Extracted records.
■ ■ ■ ■ ■

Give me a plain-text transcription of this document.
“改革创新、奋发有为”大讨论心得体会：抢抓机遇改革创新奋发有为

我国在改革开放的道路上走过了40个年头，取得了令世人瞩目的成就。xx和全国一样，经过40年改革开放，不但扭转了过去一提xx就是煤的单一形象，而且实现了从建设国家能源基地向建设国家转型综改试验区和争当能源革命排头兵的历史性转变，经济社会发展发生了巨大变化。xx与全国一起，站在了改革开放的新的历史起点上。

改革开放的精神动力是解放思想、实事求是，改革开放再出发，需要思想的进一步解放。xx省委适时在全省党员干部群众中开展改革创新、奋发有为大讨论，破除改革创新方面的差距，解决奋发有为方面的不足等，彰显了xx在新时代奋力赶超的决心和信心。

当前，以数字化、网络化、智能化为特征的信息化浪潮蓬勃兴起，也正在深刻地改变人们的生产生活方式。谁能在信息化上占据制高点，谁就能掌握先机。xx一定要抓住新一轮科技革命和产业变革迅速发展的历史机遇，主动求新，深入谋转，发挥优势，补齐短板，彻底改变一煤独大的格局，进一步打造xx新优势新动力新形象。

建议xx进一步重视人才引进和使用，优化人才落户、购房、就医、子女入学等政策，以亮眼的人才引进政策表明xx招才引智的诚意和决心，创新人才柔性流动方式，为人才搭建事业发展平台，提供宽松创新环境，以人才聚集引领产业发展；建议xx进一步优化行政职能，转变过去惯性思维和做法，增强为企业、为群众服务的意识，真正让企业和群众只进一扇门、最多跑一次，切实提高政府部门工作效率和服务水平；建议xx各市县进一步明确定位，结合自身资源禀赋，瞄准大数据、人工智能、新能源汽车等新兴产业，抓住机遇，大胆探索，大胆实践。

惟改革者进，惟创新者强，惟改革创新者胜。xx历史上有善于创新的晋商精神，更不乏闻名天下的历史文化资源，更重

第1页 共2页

■ ■ ■ ■ ■

TO DO.
Go through the records and print each one exactly.

COMPLETED EXERCISE.
Give me a plain-text transcription of this document.
“改革创新、奋发有为”大讨论心得体会：抢抓机遇改革创新奋发有为

我国在改革开放的道路上走过了40个年头，取得了令世人瞩目的成就。xx和全国一样，经过40年改革开放，不但扭转了过去一提xx就是煤的单一形象，而且实现了从建设国家能源基地向建设国家转型综改试验区和争当能源革命排头兵的历史性转变，经济社会发展发生了巨大变化。xx与全国一起，站在了改革开放的新的历史起点上。

改革开放的精神动力是解放思想、实事求是，改革开放再出发，需要思想的进一步解放。xx省委适时在全省党员干部群众中开展改革创新、奋发有为大讨论，破除改革创新方面的差距，解决奋发有为方面的不足等，彰显了xx在新时代奋力赶超的决心和信心。

当前，以数字化、网络化、智能化为特征的信息化浪潮蓬勃兴起，也正在深刻地改变人们的生产生活方式。谁能在信息化上占据制高点，谁就能掌握先机。xx一定要抓住新一轮科技革命和产业变革迅速发展的历史机遇，主动求新，深入谋转，发挥优势，补齐短板，彻底改变一煤独大的格局，进一步打造xx新优势新动力新形象。

建议xx进一步重视人才引进和使用，优化人才落户、购房、就医、子女入学等政策，以亮眼的人才引进政策表明xx招才引智的诚意和决心，创新人才柔性流动方式，为人才搭建事业发展平台，提供宽松创新环境，以人才聚集引领产业发展；建议xx进一步优化行政职能，转变过去惯性思维和做法，增强为企业、为群众服务的意识，真正让企业和群众只进一扇门、最多跑一次，切实提高政府部门工作效率和服务水平；建议xx各市县进一步明确定位，结合自身资源禀赋，瞄准大数据、人工智能、新能源汽车等新兴产业，抓住机遇，大胆探索，大胆实践。

惟改革者进，惟创新者强，惟改革创新者胜。xx历史上有善于创新的晋商精神，更不乏闻名天下的历史文化资源，更重

第1页 共2页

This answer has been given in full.